* _GIVEN EXERCISE_: Return all lines where the word "race" can be found.

* _SUPPLIED ENTRIES_:
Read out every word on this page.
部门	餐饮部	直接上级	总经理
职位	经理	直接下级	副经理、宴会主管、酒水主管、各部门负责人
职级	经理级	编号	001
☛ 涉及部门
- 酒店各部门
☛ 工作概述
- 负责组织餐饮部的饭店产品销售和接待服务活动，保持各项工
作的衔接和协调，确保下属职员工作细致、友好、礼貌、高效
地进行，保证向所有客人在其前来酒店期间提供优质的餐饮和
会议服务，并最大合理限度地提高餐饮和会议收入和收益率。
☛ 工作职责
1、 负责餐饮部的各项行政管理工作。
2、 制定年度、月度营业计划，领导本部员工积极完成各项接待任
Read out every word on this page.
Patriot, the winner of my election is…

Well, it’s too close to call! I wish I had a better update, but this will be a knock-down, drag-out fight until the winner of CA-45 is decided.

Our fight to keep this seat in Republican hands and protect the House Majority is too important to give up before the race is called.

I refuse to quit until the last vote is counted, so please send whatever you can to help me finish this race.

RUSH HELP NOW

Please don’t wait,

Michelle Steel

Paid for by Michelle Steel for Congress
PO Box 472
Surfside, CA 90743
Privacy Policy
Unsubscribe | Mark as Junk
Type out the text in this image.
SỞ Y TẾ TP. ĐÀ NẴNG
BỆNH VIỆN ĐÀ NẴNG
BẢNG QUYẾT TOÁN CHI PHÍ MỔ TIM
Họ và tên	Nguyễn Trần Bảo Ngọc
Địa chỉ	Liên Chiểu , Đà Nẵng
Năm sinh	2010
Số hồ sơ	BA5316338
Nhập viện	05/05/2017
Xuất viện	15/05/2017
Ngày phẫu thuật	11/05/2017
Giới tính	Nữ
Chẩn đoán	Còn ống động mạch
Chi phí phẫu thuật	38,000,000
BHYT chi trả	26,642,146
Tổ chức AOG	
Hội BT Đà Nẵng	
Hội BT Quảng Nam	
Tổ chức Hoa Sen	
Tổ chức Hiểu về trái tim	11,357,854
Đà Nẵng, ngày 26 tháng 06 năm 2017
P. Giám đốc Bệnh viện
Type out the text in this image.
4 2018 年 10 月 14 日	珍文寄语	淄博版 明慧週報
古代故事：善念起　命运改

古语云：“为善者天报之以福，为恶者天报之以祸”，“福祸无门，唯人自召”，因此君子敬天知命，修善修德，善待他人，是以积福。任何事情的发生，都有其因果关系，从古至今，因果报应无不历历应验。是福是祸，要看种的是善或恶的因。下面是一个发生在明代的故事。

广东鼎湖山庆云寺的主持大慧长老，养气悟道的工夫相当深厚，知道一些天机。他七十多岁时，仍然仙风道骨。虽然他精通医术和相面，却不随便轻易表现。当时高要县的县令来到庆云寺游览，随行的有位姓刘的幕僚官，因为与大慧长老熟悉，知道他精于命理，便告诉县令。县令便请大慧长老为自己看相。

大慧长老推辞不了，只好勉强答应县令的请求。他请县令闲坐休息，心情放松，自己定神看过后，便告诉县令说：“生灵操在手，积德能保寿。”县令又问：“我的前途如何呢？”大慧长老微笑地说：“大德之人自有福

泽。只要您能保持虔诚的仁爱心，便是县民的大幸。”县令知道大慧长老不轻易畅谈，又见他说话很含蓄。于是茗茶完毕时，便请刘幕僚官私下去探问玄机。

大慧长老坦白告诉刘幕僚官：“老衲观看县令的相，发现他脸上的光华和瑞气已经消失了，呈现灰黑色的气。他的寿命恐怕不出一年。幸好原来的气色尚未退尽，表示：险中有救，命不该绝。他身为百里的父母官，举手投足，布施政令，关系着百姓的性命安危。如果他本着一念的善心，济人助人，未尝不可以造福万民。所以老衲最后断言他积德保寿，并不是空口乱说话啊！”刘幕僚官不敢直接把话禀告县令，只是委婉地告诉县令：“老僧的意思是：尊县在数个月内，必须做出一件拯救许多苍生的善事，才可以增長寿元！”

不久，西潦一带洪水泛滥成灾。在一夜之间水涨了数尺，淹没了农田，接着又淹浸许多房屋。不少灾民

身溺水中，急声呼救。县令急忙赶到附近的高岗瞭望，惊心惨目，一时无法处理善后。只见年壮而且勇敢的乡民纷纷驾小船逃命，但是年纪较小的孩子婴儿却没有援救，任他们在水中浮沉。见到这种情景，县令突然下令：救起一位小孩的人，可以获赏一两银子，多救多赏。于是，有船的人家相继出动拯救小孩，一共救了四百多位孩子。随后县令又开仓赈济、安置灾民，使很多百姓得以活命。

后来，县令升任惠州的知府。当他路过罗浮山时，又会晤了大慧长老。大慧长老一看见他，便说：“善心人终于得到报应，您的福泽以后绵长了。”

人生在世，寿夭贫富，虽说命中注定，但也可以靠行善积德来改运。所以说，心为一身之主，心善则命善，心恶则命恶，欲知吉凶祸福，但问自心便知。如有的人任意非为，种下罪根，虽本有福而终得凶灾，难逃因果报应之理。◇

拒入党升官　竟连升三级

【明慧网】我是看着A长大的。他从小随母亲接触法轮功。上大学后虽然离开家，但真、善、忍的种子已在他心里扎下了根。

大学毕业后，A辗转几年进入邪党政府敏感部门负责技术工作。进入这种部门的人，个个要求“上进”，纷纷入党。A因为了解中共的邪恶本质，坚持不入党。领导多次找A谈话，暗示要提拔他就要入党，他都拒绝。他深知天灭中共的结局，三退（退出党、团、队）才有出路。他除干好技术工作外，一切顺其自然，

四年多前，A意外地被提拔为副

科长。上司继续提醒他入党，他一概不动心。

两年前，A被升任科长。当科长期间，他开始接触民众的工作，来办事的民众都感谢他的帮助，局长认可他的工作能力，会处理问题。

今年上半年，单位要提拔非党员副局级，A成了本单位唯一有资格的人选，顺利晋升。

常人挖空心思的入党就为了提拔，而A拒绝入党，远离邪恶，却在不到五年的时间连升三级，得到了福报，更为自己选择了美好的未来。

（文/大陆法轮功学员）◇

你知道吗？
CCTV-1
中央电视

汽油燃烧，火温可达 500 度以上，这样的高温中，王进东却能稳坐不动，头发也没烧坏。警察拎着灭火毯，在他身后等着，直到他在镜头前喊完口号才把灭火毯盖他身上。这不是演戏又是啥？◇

* _WRITTEN SOLUTION_:
Our fight to keep this seat in Republican hands and protect the House Majority is too important to give up before the race is called.
I refuse to quit until the last vote is counted, so please send whatever you can to help me finish this race.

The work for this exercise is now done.